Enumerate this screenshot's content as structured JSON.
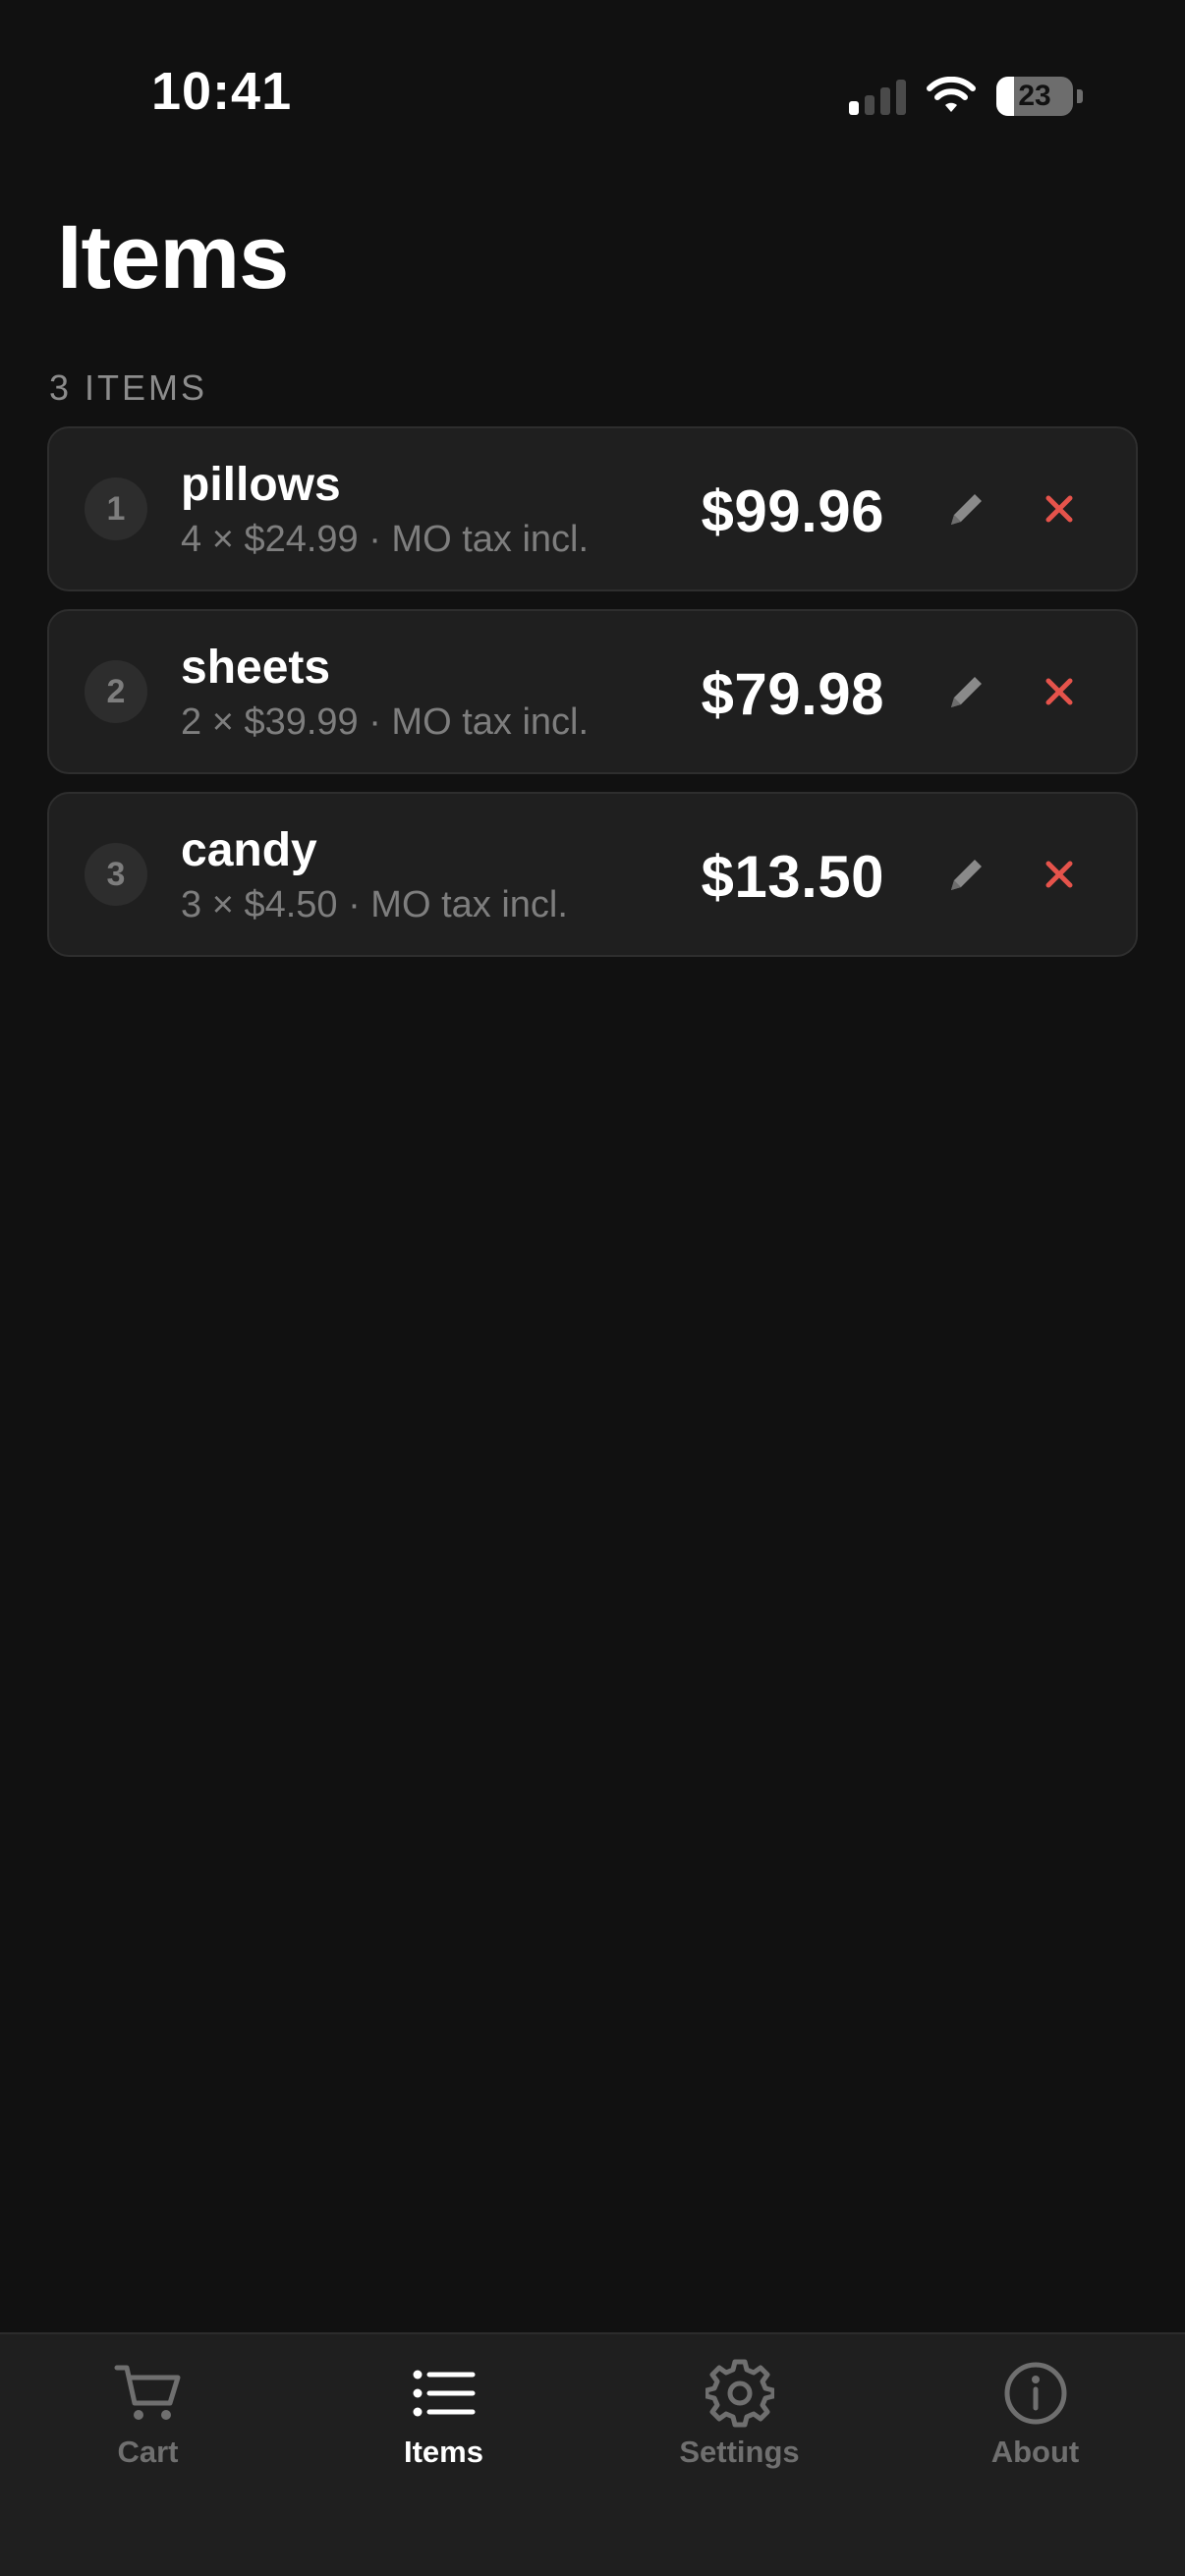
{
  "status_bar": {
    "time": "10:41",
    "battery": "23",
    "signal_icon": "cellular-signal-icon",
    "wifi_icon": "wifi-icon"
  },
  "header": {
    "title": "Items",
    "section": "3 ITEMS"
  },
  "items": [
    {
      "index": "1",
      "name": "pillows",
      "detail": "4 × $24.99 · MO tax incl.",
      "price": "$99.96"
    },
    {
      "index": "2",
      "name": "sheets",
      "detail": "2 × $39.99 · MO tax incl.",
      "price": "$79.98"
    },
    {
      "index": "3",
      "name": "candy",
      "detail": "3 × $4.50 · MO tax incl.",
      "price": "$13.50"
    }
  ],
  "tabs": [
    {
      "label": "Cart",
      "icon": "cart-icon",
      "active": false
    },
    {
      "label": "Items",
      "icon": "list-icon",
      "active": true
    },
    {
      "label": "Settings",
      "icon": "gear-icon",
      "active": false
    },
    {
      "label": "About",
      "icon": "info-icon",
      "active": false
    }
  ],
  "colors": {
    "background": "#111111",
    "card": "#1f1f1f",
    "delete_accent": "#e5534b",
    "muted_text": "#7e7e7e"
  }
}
===
> _Aim of the task_: Transcribe every line in the entries above, taking out only the images.

> _Expected answer_:
Enumerate this screenshot's content as structured JSON.
{
  "status_bar": {
    "time": "10:41",
    "battery": "23",
    "signal_icon": "cellular-signal-icon",
    "wifi_icon": "wifi-icon"
  },
  "header": {
    "title": "Items",
    "section": "3 ITEMS"
  },
  "items": [
    {
      "index": "1",
      "name": "pillows",
      "detail": "4 × $24.99 · MO tax incl.",
      "price": "$99.96"
    },
    {
      "index": "2",
      "name": "sheets",
      "detail": "2 × $39.99 · MO tax incl.",
      "price": "$79.98"
    },
    {
      "index": "3",
      "name": "candy",
      "detail": "3 × $4.50 · MO tax incl.",
      "price": "$13.50"
    }
  ],
  "tabs": [
    {
      "label": "Cart",
      "icon": "cart-icon",
      "active": false
    },
    {
      "label": "Items",
      "icon": "list-icon",
      "active": true
    },
    {
      "label": "Settings",
      "icon": "gear-icon",
      "active": false
    },
    {
      "label": "About",
      "icon": "info-icon",
      "active": false
    }
  ],
  "colors": {
    "background": "#111111",
    "card": "#1f1f1f",
    "delete_accent": "#e5534b",
    "muted_text": "#7e7e7e"
  }
}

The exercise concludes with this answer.